## start

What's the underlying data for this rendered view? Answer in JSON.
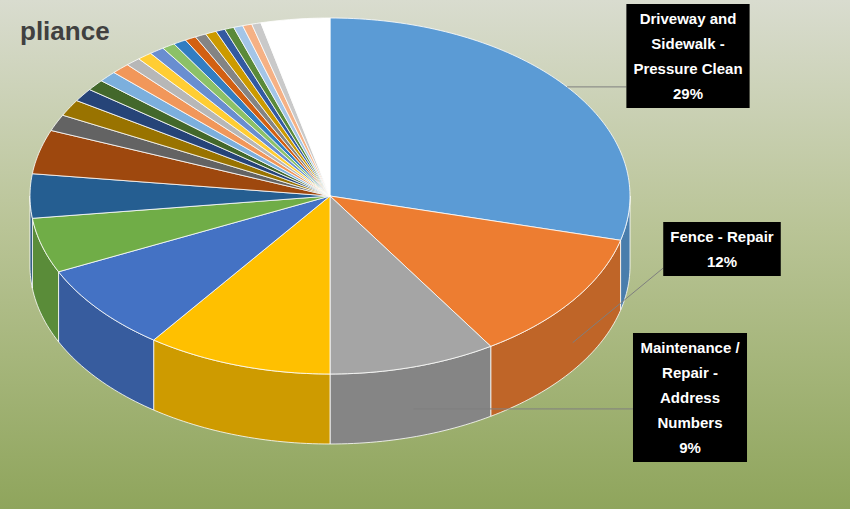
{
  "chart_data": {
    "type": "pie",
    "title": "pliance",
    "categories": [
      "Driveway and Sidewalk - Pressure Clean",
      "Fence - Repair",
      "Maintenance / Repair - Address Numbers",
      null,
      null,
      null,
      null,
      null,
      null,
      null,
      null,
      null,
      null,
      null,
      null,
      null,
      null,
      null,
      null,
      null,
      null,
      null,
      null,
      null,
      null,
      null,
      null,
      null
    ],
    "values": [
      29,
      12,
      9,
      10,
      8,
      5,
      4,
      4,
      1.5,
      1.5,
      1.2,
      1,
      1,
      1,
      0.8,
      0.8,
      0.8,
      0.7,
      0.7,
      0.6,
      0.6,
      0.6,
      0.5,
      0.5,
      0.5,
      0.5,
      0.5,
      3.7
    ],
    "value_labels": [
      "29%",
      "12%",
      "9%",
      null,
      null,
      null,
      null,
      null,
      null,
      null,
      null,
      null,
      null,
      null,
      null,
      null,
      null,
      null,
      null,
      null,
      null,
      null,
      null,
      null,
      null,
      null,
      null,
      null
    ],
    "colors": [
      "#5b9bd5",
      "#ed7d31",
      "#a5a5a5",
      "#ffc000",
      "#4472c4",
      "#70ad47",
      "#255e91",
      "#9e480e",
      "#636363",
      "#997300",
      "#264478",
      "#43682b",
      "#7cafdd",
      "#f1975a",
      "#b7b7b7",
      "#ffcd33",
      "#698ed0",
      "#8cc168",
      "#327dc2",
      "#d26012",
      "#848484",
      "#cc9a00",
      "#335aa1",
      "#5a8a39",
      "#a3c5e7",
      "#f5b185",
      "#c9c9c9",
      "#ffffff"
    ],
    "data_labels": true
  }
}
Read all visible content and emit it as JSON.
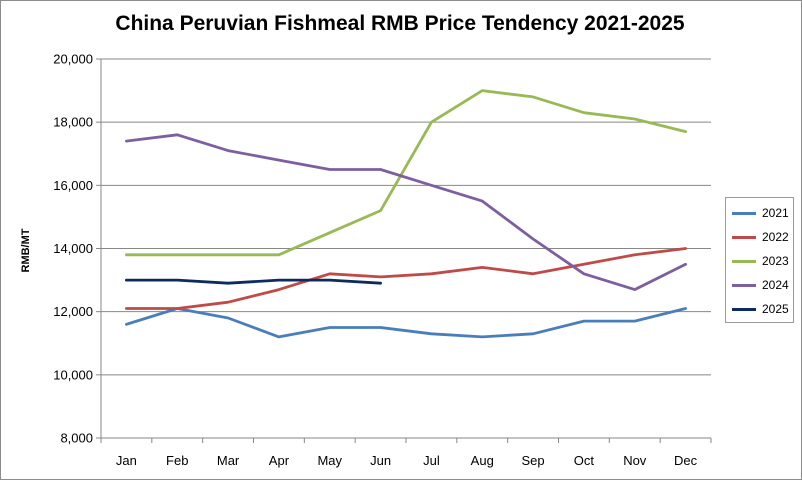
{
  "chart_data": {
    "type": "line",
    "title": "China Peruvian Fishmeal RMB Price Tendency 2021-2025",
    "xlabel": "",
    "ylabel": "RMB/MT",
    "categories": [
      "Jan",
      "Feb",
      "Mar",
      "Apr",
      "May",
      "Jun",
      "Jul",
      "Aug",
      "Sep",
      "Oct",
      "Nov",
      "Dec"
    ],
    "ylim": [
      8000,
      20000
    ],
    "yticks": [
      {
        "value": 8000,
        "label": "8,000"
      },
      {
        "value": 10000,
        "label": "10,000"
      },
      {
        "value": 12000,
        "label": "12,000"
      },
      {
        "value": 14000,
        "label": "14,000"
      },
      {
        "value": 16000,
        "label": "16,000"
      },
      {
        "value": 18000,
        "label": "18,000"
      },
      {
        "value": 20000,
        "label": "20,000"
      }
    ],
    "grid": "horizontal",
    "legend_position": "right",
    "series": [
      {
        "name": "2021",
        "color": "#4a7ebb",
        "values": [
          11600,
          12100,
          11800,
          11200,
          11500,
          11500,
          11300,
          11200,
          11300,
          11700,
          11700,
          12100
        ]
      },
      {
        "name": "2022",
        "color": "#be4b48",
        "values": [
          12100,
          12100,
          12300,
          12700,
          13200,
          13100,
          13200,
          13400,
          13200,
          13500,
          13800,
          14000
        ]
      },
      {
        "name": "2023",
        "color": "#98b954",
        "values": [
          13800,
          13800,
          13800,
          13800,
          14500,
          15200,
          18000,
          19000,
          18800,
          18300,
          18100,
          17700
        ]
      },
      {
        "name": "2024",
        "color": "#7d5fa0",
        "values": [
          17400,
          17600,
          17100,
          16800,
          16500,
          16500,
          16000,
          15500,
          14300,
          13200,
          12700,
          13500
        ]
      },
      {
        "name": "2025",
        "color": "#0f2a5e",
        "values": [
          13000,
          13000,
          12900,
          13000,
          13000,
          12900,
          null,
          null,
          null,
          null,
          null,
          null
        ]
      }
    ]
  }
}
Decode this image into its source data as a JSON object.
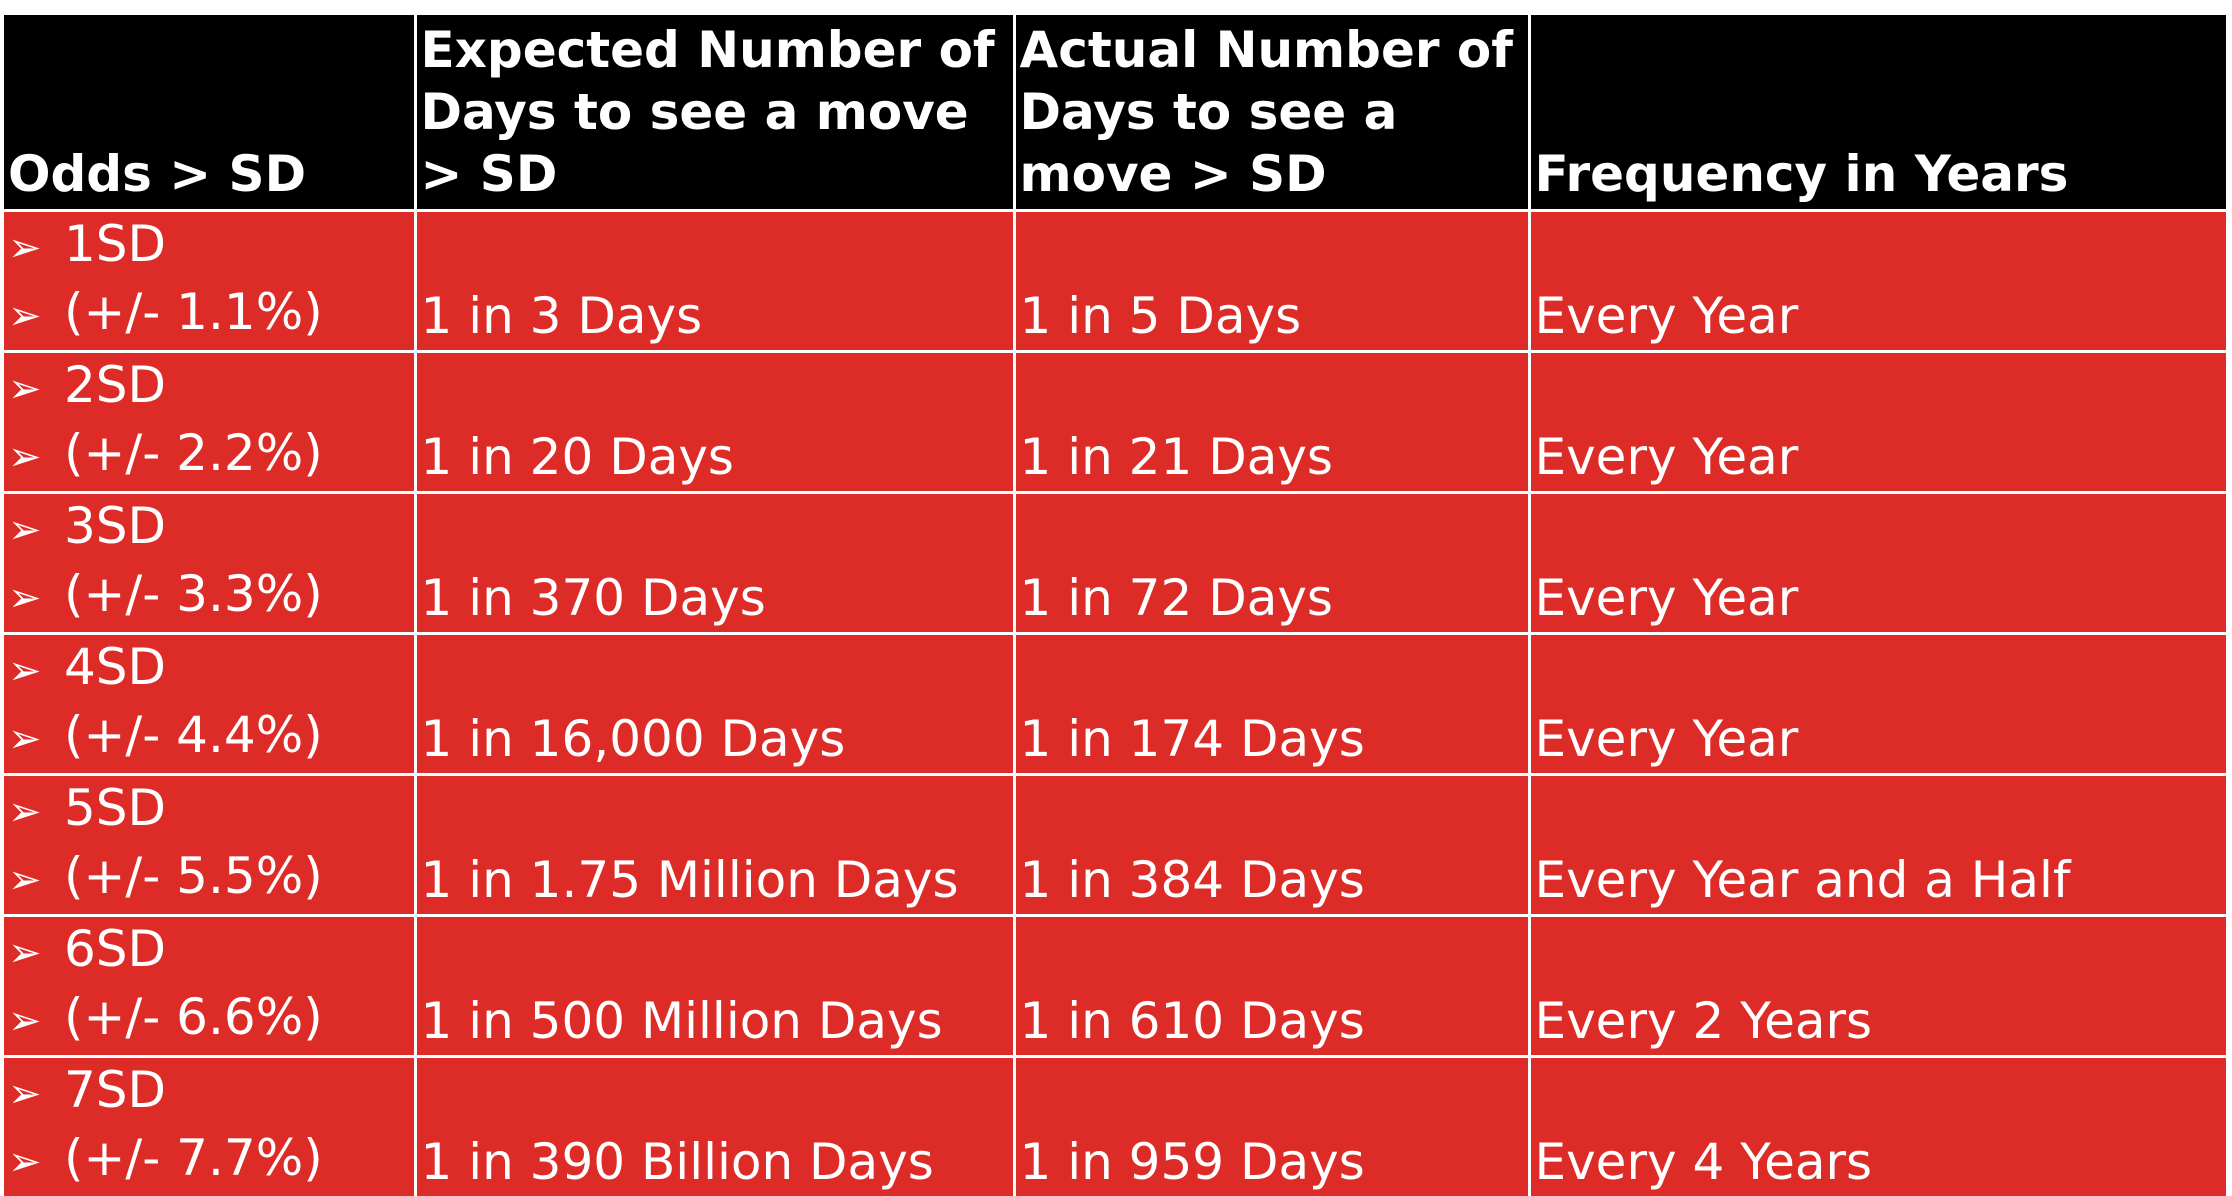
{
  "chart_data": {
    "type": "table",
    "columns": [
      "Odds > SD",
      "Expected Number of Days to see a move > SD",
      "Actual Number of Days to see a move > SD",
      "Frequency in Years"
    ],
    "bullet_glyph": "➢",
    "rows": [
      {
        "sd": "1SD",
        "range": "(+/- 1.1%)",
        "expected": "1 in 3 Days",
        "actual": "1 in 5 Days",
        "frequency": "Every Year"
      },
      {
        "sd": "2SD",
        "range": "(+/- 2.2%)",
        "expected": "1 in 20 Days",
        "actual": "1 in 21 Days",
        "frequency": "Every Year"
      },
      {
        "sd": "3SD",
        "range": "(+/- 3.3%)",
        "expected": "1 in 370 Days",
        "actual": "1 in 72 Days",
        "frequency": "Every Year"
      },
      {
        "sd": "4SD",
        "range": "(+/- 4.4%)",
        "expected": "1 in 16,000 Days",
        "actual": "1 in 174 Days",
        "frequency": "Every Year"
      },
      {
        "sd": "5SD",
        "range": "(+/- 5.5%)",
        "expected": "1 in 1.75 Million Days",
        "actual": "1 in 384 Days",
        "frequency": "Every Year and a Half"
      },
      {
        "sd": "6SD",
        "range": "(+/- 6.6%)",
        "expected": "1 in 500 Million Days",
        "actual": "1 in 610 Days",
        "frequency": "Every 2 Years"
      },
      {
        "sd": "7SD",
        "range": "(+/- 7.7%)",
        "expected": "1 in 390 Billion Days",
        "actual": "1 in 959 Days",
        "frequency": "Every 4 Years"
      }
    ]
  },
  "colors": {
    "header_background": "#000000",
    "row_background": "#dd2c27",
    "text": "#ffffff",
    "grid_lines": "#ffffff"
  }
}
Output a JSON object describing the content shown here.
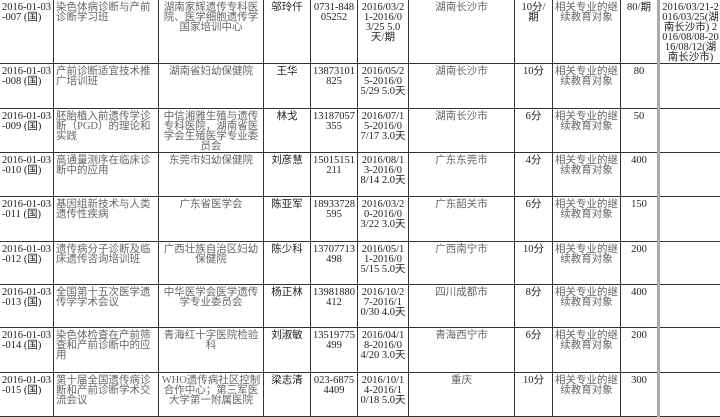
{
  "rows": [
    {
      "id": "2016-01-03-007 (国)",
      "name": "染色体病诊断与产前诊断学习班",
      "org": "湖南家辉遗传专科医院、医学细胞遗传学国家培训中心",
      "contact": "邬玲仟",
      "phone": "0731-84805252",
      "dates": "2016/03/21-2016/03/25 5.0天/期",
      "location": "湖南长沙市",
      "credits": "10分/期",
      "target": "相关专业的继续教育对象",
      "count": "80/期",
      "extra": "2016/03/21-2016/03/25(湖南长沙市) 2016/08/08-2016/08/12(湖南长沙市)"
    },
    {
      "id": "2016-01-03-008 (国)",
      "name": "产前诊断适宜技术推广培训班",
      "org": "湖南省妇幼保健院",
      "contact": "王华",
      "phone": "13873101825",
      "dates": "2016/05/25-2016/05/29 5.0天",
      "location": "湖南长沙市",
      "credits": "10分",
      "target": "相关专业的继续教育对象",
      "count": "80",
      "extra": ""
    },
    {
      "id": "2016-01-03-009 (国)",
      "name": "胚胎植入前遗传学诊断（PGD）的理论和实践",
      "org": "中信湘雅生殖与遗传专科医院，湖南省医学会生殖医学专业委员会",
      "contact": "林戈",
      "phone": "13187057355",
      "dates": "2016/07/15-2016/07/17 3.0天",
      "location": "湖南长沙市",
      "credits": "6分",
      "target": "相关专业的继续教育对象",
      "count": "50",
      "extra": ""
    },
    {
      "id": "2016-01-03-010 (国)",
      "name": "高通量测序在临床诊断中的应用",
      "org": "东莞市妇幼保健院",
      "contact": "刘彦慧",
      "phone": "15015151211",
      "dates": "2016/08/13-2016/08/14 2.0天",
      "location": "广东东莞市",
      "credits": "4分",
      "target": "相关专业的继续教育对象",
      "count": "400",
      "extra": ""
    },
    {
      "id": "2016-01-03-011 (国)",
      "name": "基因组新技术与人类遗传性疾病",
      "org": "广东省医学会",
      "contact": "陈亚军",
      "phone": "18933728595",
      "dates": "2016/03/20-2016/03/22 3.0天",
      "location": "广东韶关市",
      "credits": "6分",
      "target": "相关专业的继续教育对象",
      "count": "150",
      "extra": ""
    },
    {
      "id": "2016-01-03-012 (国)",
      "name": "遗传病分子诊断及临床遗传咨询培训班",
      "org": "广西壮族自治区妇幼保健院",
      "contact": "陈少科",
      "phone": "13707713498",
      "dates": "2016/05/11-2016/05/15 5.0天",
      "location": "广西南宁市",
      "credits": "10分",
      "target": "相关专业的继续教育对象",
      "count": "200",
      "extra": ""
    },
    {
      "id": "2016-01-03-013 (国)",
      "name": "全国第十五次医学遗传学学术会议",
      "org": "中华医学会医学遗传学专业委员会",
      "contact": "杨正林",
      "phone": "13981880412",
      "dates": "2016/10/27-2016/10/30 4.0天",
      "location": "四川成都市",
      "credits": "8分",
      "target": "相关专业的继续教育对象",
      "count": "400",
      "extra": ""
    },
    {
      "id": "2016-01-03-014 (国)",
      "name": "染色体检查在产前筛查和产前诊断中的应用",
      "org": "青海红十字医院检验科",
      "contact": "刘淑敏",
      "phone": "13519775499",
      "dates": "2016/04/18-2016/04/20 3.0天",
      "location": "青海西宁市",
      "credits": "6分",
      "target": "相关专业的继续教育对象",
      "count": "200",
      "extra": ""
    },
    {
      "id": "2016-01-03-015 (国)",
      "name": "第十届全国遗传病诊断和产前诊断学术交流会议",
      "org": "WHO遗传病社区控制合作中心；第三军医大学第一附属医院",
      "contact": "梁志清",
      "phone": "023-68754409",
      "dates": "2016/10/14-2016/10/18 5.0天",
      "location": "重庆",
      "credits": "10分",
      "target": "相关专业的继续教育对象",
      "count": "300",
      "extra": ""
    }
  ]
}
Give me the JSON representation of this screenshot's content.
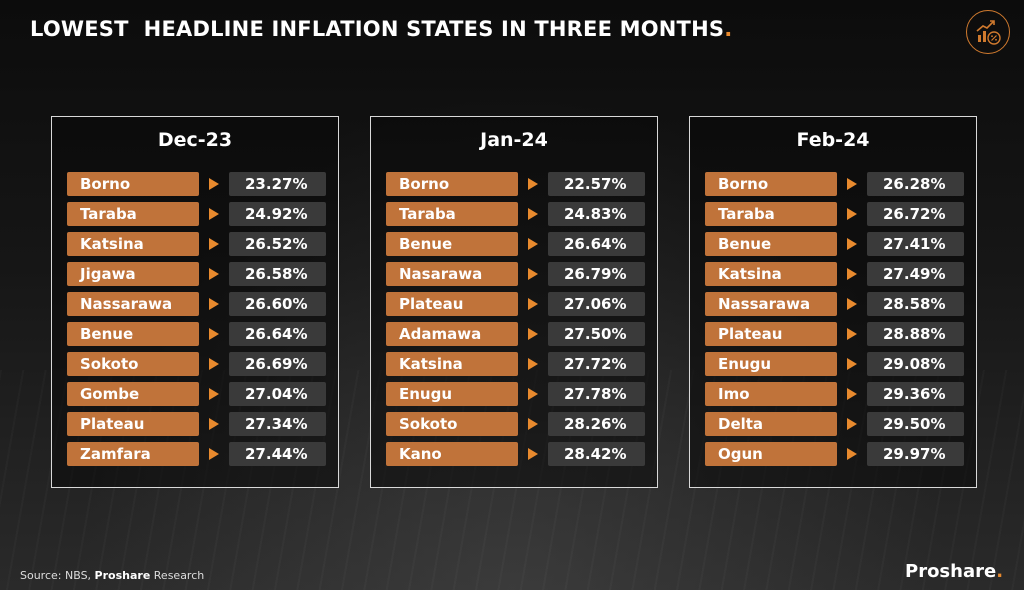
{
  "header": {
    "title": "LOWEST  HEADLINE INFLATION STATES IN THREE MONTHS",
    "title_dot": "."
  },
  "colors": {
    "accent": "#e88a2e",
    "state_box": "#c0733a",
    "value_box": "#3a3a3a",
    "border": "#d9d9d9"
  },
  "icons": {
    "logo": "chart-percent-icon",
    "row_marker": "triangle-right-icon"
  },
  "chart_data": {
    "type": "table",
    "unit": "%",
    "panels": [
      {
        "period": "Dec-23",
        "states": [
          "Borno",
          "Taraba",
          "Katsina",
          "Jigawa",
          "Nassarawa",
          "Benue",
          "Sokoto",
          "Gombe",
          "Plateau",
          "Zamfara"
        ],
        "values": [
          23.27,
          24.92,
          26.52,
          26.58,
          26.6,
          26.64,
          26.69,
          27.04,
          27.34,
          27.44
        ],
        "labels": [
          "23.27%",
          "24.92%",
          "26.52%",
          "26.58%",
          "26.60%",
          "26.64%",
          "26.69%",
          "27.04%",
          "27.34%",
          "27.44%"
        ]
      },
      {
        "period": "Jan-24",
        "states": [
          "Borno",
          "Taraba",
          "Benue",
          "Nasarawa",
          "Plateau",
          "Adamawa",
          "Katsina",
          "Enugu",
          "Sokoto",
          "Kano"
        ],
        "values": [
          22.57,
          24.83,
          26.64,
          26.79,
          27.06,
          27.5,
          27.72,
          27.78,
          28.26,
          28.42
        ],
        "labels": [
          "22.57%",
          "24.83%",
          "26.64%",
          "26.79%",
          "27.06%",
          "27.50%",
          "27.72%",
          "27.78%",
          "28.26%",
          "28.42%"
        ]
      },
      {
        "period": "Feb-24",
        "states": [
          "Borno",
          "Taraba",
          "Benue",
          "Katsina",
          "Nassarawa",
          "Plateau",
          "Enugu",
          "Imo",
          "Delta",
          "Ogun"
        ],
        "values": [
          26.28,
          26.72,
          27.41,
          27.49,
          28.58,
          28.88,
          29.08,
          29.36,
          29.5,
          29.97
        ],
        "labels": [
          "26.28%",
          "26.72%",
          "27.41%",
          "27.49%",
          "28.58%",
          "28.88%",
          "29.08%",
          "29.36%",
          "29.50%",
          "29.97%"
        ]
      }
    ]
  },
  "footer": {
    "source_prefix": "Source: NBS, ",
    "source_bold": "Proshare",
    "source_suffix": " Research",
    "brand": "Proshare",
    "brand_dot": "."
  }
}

## end

EXERCISE AIM: Identify every line above that includes the word "range", and show those lines.

EXERCISE ANSWER:
        "range": "(+/- 1.1%)",
        "range": "(+/- 2.2%)",
        "range": "(+/- 3.3%)",
        "range": "(+/- 4.4%)",
        "range": "(+/- 5.5%)",
        "range": "(+/- 6.6%)",
        "range": "(+/- 7.7%)",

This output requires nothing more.